WHAT TO WORK ON
Reproduce the listing below verbatim, keeping every line and its order unchanged.

-- START --

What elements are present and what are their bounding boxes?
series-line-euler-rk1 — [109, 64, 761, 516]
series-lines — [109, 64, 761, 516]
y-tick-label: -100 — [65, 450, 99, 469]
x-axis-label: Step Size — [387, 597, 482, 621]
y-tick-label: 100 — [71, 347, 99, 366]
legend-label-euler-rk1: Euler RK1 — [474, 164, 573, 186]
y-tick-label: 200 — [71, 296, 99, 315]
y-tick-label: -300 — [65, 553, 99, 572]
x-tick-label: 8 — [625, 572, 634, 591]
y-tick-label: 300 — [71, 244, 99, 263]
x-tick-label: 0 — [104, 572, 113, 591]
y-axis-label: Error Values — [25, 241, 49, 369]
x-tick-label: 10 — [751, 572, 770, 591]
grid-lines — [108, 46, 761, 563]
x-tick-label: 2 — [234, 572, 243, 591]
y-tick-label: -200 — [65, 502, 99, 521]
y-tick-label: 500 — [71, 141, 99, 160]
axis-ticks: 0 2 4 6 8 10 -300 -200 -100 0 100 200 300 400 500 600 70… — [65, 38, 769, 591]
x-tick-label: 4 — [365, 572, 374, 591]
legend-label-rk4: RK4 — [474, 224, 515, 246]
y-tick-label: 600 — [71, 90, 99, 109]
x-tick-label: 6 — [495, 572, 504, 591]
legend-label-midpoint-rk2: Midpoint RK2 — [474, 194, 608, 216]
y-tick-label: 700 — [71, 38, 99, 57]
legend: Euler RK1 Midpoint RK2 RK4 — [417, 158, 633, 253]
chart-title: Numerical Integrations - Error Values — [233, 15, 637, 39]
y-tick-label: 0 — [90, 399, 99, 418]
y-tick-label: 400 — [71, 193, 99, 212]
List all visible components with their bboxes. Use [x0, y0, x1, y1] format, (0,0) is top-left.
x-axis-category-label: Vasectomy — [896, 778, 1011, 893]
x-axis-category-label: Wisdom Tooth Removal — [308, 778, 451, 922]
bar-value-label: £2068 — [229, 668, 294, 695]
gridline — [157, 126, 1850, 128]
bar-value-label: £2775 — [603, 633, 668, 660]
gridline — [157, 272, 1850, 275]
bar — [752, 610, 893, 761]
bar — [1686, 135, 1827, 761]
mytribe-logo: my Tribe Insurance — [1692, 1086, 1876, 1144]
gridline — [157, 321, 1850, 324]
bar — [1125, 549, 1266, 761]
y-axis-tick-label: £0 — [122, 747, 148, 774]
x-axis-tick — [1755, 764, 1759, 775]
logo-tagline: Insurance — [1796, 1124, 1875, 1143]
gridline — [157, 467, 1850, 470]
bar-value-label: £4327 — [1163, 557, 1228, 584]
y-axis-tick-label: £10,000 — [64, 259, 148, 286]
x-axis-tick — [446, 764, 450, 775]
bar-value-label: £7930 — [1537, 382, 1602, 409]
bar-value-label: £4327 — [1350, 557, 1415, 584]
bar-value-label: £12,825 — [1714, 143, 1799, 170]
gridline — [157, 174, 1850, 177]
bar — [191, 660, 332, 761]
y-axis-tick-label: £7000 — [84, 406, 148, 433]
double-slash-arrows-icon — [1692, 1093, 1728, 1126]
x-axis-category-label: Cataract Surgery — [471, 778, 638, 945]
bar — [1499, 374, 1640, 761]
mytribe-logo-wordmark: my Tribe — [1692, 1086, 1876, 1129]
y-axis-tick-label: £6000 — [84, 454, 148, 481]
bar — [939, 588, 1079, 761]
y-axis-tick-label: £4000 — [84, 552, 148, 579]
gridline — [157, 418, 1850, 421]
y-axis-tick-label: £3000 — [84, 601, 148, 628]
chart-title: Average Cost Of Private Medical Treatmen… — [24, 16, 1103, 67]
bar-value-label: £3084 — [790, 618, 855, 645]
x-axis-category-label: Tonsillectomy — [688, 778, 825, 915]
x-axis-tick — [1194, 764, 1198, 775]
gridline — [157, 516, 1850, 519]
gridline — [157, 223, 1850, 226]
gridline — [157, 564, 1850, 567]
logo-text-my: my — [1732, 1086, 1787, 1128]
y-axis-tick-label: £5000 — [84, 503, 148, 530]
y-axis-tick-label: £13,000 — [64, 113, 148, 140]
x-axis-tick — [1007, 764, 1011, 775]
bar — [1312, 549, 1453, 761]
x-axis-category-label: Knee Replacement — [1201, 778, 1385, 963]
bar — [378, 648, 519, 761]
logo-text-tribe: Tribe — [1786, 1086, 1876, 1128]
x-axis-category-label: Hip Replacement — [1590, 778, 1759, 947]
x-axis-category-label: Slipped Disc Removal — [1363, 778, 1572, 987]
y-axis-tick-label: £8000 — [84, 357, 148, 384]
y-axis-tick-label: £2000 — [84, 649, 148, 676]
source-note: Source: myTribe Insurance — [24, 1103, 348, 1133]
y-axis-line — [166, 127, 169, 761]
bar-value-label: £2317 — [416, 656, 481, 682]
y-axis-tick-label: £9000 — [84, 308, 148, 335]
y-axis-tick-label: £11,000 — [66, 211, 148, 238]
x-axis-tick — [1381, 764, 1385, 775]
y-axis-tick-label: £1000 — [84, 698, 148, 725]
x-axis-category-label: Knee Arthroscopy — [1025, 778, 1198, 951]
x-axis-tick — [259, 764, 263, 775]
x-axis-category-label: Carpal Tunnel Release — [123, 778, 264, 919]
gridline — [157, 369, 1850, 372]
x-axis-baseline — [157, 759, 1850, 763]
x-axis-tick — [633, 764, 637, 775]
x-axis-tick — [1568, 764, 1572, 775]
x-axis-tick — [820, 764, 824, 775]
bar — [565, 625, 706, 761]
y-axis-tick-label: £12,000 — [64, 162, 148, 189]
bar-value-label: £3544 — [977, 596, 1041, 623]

-- END --

THE REPLY
What elements are present and what are their bounding boxes?
series-line-euler-rk1 — [109, 64, 761, 516]
series-lines — [109, 64, 761, 516]
y-tick-label: -100 — [65, 450, 99, 469]
x-axis-label: Step Size — [387, 597, 482, 621]
y-tick-label: 100 — [71, 347, 99, 366]
legend-label-euler-rk1: Euler RK1 — [474, 164, 573, 186]
y-tick-label: 200 — [71, 296, 99, 315]
y-tick-label: -300 — [65, 553, 99, 572]
x-tick-label: 8 — [625, 572, 634, 591]
y-tick-label: 300 — [71, 244, 99, 263]
x-tick-label: 0 — [104, 572, 113, 591]
y-axis-label: Error Values — [25, 241, 49, 369]
x-tick-label: 10 — [751, 572, 770, 591]
grid-lines — [108, 46, 761, 563]
x-tick-label: 2 — [234, 572, 243, 591]
y-tick-label: -200 — [65, 502, 99, 521]
y-tick-label: 500 — [71, 141, 99, 160]
axis-ticks: 0 2 4 6 8 10 -300 -200 -100 0 100 200 300 400 500 600 70… — [65, 38, 769, 591]
x-tick-label: 4 — [365, 572, 374, 591]
legend-label-rk4: RK4 — [474, 224, 515, 246]
y-tick-label: 600 — [71, 90, 99, 109]
x-tick-label: 6 — [495, 572, 504, 591]
legend-label-midpoint-rk2: Midpoint RK2 — [474, 194, 608, 216]
y-tick-label: 700 — [71, 38, 99, 57]
legend: Euler RK1 Midpoint RK2 RK4 — [417, 158, 633, 253]
chart-title: Numerical Integrations - Error Values — [233, 15, 637, 39]
y-tick-label: 0 — [90, 399, 99, 418]
y-tick-label: 400 — [71, 193, 99, 212]
List all visible components with their bboxes. Use [x0, y0, x1, y1] format, (0,0) is top-left.
x-axis-category-label: Vasectomy — [896, 778, 1011, 893]
x-axis-category-label: Wisdom Tooth Removal — [308, 778, 451, 922]
bar-value-label: £2068 — [229, 668, 294, 695]
gridline — [157, 126, 1850, 128]
bar-value-label: £2775 — [603, 633, 668, 660]
gridline — [157, 272, 1850, 275]
bar — [752, 610, 893, 761]
bar — [1686, 135, 1827, 761]
mytribe-logo: my Tribe Insurance — [1692, 1086, 1876, 1144]
gridline — [157, 321, 1850, 324]
bar — [1125, 549, 1266, 761]
y-axis-tick-label: £0 — [122, 747, 148, 774]
x-axis-tick — [1755, 764, 1759, 775]
logo-tagline: Insurance — [1796, 1124, 1875, 1143]
gridline — [157, 467, 1850, 470]
bar-value-label: £4327 — [1163, 557, 1228, 584]
y-axis-tick-label: £10,000 — [64, 259, 148, 286]
x-axis-tick — [446, 764, 450, 775]
bar-value-label: £7930 — [1537, 382, 1602, 409]
bar-value-label: £4327 — [1350, 557, 1415, 584]
bar-value-label: £12,825 — [1714, 143, 1799, 170]
gridline — [157, 174, 1850, 177]
bar — [191, 660, 332, 761]
y-axis-tick-label: £7000 — [84, 406, 148, 433]
double-slash-arrows-icon — [1692, 1093, 1728, 1126]
x-axis-category-label: Cataract Surgery — [471, 778, 638, 945]
bar — [1499, 374, 1640, 761]
mytribe-logo-wordmark: my Tribe — [1692, 1086, 1876, 1129]
y-axis-tick-label: £6000 — [84, 454, 148, 481]
bar — [939, 588, 1079, 761]
y-axis-tick-label: £4000 — [84, 552, 148, 579]
gridline — [157, 418, 1850, 421]
y-axis-tick-label: £3000 — [84, 601, 148, 628]
chart-title: Average Cost Of Private Medical Treatmen… — [24, 16, 1103, 67]
bar-value-label: £3084 — [790, 618, 855, 645]
x-axis-category-label: Tonsillectomy — [688, 778, 825, 915]
x-axis-tick — [1194, 764, 1198, 775]
gridline — [157, 516, 1850, 519]
gridline — [157, 223, 1850, 226]
gridline — [157, 564, 1850, 567]
logo-text-my: my — [1732, 1086, 1787, 1128]
y-axis-tick-label: £5000 — [84, 503, 148, 530]
y-axis-tick-label: £13,000 — [64, 113, 148, 140]
x-axis-tick — [1007, 764, 1011, 775]
bar — [1312, 549, 1453, 761]
x-axis-category-label: Knee Replacement — [1201, 778, 1385, 963]
bar — [378, 648, 519, 761]
logo-text-tribe: Tribe — [1786, 1086, 1876, 1128]
x-axis-category-label: Hip Replacement — [1590, 778, 1759, 947]
x-axis-category-label: Slipped Disc Removal — [1363, 778, 1572, 987]
y-axis-tick-label: £8000 — [84, 357, 148, 384]
y-axis-tick-label: £2000 — [84, 649, 148, 676]
source-note: Source: myTribe Insurance — [24, 1103, 348, 1133]
y-axis-line — [166, 127, 169, 761]
bar-value-label: £2317 — [416, 656, 481, 682]
y-axis-tick-label: £9000 — [84, 308, 148, 335]
y-axis-tick-label: £11,000 — [66, 211, 148, 238]
x-axis-tick — [1381, 764, 1385, 775]
y-axis-tick-label: £1000 — [84, 698, 148, 725]
x-axis-category-label: Knee Arthroscopy — [1025, 778, 1198, 951]
x-axis-tick — [259, 764, 263, 775]
x-axis-category-label: Carpal Tunnel Release — [123, 778, 264, 919]
gridline — [157, 369, 1850, 372]
x-axis-baseline — [157, 759, 1850, 763]
x-axis-tick — [633, 764, 637, 775]
x-axis-tick — [1568, 764, 1572, 775]
x-axis-tick — [820, 764, 824, 775]
bar — [565, 625, 706, 761]
y-axis-tick-label: £12,000 — [64, 162, 148, 189]
bar-value-label: £3544 — [977, 596, 1041, 623]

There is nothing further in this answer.